**Record excerpts**:
- - -

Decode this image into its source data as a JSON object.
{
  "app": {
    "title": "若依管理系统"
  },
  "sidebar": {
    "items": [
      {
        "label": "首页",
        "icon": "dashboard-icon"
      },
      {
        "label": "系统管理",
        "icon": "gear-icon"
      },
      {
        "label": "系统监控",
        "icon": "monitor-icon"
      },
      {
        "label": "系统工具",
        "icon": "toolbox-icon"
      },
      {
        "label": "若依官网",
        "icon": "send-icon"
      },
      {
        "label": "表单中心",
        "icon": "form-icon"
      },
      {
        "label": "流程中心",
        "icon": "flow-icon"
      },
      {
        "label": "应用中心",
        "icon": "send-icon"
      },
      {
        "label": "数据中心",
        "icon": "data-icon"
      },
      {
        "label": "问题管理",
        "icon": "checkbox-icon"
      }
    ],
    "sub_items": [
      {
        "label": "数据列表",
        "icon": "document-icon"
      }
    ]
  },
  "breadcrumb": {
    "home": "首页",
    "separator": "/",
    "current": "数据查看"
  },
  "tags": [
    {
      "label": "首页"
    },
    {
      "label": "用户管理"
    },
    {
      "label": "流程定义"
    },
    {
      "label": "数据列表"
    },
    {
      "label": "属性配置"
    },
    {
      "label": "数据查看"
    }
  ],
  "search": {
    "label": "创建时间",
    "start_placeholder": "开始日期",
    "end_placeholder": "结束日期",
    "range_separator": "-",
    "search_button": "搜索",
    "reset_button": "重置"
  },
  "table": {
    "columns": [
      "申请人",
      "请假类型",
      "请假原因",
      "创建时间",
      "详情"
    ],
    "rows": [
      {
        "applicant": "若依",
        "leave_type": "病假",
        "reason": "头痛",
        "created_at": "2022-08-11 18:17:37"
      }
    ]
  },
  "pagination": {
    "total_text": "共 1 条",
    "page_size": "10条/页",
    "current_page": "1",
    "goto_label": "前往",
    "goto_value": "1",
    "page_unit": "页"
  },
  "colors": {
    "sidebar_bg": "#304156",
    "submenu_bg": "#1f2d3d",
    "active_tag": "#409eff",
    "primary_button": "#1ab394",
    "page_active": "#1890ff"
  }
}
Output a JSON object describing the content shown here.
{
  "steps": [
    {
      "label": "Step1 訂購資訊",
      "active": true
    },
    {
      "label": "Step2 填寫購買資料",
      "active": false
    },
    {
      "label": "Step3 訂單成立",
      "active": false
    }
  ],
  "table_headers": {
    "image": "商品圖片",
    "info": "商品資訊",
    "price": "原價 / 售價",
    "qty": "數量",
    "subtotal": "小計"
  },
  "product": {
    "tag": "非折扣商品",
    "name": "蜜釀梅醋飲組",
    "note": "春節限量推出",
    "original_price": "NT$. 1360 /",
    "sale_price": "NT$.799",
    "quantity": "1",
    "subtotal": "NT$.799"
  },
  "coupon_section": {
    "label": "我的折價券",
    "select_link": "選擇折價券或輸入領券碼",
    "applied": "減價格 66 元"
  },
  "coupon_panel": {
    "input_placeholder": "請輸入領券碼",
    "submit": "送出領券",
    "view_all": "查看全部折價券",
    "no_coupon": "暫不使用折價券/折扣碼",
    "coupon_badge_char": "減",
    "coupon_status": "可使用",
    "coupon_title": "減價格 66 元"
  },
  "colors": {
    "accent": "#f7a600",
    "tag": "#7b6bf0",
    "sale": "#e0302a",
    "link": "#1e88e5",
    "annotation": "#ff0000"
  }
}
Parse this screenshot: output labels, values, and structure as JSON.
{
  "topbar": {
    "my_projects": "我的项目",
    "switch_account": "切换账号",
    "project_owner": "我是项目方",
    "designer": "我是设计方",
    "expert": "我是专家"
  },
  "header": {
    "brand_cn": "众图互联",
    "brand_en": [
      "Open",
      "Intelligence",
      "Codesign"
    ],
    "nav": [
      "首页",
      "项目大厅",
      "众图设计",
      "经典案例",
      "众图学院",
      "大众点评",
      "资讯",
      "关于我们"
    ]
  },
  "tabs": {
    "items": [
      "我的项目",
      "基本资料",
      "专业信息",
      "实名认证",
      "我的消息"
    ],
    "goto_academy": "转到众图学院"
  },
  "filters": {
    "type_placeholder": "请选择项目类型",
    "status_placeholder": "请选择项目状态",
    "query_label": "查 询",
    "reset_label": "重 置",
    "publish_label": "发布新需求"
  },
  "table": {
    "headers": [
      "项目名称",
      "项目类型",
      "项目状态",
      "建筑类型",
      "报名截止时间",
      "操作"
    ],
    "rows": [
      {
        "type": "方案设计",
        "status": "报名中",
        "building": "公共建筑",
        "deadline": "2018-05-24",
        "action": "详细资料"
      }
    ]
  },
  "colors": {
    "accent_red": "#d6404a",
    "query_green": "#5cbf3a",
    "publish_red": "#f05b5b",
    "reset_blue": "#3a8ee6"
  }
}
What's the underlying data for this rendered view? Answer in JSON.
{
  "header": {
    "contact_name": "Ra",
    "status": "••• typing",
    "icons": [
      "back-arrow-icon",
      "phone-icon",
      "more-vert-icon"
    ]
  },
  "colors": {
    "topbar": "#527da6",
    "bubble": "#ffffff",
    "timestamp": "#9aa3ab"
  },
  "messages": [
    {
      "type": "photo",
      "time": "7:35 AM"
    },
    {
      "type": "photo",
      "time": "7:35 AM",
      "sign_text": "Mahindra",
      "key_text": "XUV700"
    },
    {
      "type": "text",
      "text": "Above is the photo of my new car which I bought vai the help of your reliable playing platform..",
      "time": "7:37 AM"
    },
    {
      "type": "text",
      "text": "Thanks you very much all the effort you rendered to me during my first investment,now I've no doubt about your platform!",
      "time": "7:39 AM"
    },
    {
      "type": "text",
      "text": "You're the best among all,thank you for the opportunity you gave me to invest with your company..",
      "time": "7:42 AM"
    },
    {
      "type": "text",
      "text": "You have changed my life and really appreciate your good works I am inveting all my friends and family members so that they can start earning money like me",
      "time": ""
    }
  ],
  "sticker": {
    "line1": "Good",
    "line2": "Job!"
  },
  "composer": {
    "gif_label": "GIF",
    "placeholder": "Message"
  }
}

- - -

**The request**: What is the number of lines in the records that contain the word "data"? Answer with the number and nothing else.

**Task result**: 3